**Problem to work on:**
Copy all the material that follows, keeping every character the same.

[Data extracted from a collection]
■ ■ ■ ■ ■

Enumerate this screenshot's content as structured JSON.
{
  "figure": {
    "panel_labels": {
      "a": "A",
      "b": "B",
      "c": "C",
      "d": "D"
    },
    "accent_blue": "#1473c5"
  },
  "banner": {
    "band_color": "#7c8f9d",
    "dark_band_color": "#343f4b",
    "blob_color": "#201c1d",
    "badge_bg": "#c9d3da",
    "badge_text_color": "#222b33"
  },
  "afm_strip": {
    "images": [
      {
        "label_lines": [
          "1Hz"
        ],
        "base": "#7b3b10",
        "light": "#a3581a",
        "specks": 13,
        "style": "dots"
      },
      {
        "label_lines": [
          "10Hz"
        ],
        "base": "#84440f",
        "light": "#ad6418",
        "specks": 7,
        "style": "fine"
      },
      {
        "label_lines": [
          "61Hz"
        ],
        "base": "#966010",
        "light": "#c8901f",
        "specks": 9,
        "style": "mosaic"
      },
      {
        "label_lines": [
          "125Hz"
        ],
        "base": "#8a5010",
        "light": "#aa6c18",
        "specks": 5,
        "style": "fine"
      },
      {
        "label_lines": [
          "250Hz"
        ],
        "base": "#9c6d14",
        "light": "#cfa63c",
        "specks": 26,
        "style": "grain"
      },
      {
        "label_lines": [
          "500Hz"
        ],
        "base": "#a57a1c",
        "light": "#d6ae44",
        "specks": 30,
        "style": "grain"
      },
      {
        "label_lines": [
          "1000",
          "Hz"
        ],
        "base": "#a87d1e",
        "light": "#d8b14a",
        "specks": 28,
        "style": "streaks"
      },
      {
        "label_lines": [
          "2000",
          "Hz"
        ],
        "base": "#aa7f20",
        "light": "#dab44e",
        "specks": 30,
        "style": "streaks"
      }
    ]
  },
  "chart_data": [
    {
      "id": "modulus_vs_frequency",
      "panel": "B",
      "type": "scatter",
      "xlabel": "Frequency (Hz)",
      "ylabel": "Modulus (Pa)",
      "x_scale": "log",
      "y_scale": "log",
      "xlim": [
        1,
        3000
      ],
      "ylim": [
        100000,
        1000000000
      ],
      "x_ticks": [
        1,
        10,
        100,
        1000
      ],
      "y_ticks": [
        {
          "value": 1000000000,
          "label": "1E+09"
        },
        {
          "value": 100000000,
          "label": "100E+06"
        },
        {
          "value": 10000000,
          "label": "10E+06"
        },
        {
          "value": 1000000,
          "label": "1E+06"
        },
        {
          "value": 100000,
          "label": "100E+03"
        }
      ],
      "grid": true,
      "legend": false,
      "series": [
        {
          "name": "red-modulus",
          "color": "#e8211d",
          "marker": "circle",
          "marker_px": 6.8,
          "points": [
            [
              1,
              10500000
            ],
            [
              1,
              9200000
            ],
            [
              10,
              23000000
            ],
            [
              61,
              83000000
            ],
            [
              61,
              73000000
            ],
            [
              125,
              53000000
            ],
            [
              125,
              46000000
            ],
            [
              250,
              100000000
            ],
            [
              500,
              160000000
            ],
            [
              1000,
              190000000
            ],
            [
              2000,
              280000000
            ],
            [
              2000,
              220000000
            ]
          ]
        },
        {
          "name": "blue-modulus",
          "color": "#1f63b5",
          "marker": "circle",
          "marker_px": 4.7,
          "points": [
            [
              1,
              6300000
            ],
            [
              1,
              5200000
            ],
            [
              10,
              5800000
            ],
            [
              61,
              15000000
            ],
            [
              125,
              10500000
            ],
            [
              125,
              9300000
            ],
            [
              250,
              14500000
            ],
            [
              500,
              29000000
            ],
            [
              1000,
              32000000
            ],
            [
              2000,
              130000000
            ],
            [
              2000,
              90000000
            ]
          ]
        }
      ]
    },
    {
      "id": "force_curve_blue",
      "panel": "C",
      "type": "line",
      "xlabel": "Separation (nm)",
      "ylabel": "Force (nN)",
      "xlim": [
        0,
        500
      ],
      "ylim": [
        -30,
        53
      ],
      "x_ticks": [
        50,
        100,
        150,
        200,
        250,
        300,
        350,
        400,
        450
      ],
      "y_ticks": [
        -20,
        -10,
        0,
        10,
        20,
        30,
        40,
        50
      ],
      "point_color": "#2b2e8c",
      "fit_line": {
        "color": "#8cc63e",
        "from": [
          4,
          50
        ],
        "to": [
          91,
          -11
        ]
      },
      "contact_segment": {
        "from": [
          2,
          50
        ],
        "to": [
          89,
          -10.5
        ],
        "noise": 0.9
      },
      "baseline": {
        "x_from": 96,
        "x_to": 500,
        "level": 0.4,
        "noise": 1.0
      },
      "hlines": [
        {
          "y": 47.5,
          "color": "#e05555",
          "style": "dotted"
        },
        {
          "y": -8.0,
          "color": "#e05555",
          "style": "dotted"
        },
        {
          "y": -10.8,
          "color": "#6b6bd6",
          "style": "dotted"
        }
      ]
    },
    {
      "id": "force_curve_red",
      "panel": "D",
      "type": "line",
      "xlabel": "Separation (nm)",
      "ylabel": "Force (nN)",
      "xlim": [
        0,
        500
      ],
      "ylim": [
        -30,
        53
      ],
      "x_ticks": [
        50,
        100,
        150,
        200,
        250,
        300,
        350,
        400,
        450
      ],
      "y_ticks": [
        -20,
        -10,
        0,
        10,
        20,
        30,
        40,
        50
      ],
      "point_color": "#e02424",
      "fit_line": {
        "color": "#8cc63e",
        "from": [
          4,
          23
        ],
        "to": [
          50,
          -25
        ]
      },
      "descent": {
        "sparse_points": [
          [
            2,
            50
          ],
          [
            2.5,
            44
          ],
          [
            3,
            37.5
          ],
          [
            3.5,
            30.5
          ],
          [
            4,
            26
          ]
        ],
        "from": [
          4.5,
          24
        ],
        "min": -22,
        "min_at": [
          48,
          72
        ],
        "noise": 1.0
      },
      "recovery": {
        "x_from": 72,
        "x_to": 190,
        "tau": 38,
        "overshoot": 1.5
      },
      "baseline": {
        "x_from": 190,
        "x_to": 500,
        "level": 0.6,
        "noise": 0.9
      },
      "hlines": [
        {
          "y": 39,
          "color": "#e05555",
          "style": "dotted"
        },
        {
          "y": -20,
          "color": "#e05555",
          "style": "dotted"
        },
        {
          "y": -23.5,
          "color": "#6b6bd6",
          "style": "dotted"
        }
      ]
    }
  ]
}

■ ■ ■ ■ ■

**Task solution:**
Enumerate this screenshot's content as structured JSON.
{
  "figure": {
    "panel_labels": {
      "a": "A",
      "b": "B",
      "c": "C",
      "d": "D"
    },
    "accent_blue": "#1473c5"
  },
  "banner": {
    "band_color": "#7c8f9d",
    "dark_band_color": "#343f4b",
    "blob_color": "#201c1d",
    "badge_bg": "#c9d3da",
    "badge_text_color": "#222b33"
  },
  "afm_strip": {
    "images": [
      {
        "label_lines": [
          "1Hz"
        ],
        "base": "#7b3b10",
        "light": "#a3581a",
        "specks": 13,
        "style": "dots"
      },
      {
        "label_lines": [
          "10Hz"
        ],
        "base": "#84440f",
        "light": "#ad6418",
        "specks": 7,
        "style": "fine"
      },
      {
        "label_lines": [
          "61Hz"
        ],
        "base": "#966010",
        "light": "#c8901f",
        "specks": 9,
        "style": "mosaic"
      },
      {
        "label_lines": [
          "125Hz"
        ],
        "base": "#8a5010",
        "light": "#aa6c18",
        "specks": 5,
        "style": "fine"
      },
      {
        "label_lines": [
          "250Hz"
        ],
        "base": "#9c6d14",
        "light": "#cfa63c",
        "specks": 26,
        "style": "grain"
      },
      {
        "label_lines": [
          "500Hz"
        ],
        "base": "#a57a1c",
        "light": "#d6ae44",
        "specks": 30,
        "style": "grain"
      },
      {
        "label_lines": [
          "1000",
          "Hz"
        ],
        "base": "#a87d1e",
        "light": "#d8b14a",
        "specks": 28,
        "style": "streaks"
      },
      {
        "label_lines": [
          "2000",
          "Hz"
        ],
        "base": "#aa7f20",
        "light": "#dab44e",
        "specks": 30,
        "style": "streaks"
      }
    ]
  },
  "chart_data": [
    {
      "id": "modulus_vs_frequency",
      "panel": "B",
      "type": "scatter",
      "xlabel": "Frequency (Hz)",
      "ylabel": "Modulus (Pa)",
      "x_scale": "log",
      "y_scale": "log",
      "xlim": [
        1,
        3000
      ],
      "ylim": [
        100000,
        1000000000
      ],
      "x_ticks": [
        1,
        10,
        100,
        1000
      ],
      "y_ticks": [
        {
          "value": 1000000000,
          "label": "1E+09"
        },
        {
          "value": 100000000,
          "label": "100E+06"
        },
        {
          "value": 10000000,
          "label": "10E+06"
        },
        {
          "value": 1000000,
          "label": "1E+06"
        },
        {
          "value": 100000,
          "label": "100E+03"
        }
      ],
      "grid": true,
      "legend": false,
      "series": [
        {
          "name": "red-modulus",
          "color": "#e8211d",
          "marker": "circle",
          "marker_px": 6.8,
          "points": [
            [
              1,
              10500000
            ],
            [
              1,
              9200000
            ],
            [
              10,
              23000000
            ],
            [
              61,
              83000000
            ],
            [
              61,
              73000000
            ],
            [
              125,
              53000000
            ],
            [
              125,
              46000000
            ],
            [
              250,
              100000000
            ],
            [
              500,
              160000000
            ],
            [
              1000,
              190000000
            ],
            [
              2000,
              280000000
            ],
            [
              2000,
              220000000
            ]
          ]
        },
        {
          "name": "blue-modulus",
          "color": "#1f63b5",
          "marker": "circle",
          "marker_px": 4.7,
          "points": [
            [
              1,
              6300000
            ],
            [
              1,
              5200000
            ],
            [
              10,
              5800000
            ],
            [
              61,
              15000000
            ],
            [
              125,
              10500000
            ],
            [
              125,
              9300000
            ],
            [
              250,
              14500000
            ],
            [
              500,
              29000000
            ],
            [
              1000,
              32000000
            ],
            [
              2000,
              130000000
            ],
            [
              2000,
              90000000
            ]
          ]
        }
      ]
    },
    {
      "id": "force_curve_blue",
      "panel": "C",
      "type": "line",
      "xlabel": "Separation (nm)",
      "ylabel": "Force (nN)",
      "xlim": [
        0,
        500
      ],
      "ylim": [
        -30,
        53
      ],
      "x_ticks": [
        50,
        100,
        150,
        200,
        250,
        300,
        350,
        400,
        450
      ],
      "y_ticks": [
        -20,
        -10,
        0,
        10,
        20,
        30,
        40,
        50
      ],
      "point_color": "#2b2e8c",
      "fit_line": {
        "color": "#8cc63e",
        "from": [
          4,
          50
        ],
        "to": [
          91,
          -11
        ]
      },
      "contact_segment": {
        "from": [
          2,
          50
        ],
        "to": [
          89,
          -10.5
        ],
        "noise": 0.9
      },
      "baseline": {
        "x_from": 96,
        "x_to": 500,
        "level": 0.4,
        "noise": 1.0
      },
      "hlines": [
        {
          "y": 47.5,
          "color": "#e05555",
          "style": "dotted"
        },
        {
          "y": -8.0,
          "color": "#e05555",
          "style": "dotted"
        },
        {
          "y": -10.8,
          "color": "#6b6bd6",
          "style": "dotted"
        }
      ]
    },
    {
      "id": "force_curve_red",
      "panel": "D",
      "type": "line",
      "xlabel": "Separation (nm)",
      "ylabel": "Force (nN)",
      "xlim": [
        0,
        500
      ],
      "ylim": [
        -30,
        53
      ],
      "x_ticks": [
        50,
        100,
        150,
        200,
        250,
        300,
        350,
        400,
        450
      ],
      "y_ticks": [
        -20,
        -10,
        0,
        10,
        20,
        30,
        40,
        50
      ],
      "point_color": "#e02424",
      "fit_line": {
        "color": "#8cc63e",
        "from": [
          4,
          23
        ],
        "to": [
          50,
          -25
        ]
      },
      "descent": {
        "sparse_points": [
          [
            2,
            50
          ],
          [
            2.5,
            44
          ],
          [
            3,
            37.5
          ],
          [
            3.5,
            30.5
          ],
          [
            4,
            26
          ]
        ],
        "from": [
          4.5,
          24
        ],
        "min": -22,
        "min_at": [
          48,
          72
        ],
        "noise": 1.0
      },
      "recovery": {
        "x_from": 72,
        "x_to": 190,
        "tau": 38,
        "overshoot": 1.5
      },
      "baseline": {
        "x_from": 190,
        "x_to": 500,
        "level": 0.6,
        "noise": 0.9
      },
      "hlines": [
        {
          "y": 39,
          "color": "#e05555",
          "style": "dotted"
        },
        {
          "y": -20,
          "color": "#e05555",
          "style": "dotted"
        },
        {
          "y": -23.5,
          "color": "#6b6bd6",
          "style": "dotted"
        }
      ]
    }
  ]
}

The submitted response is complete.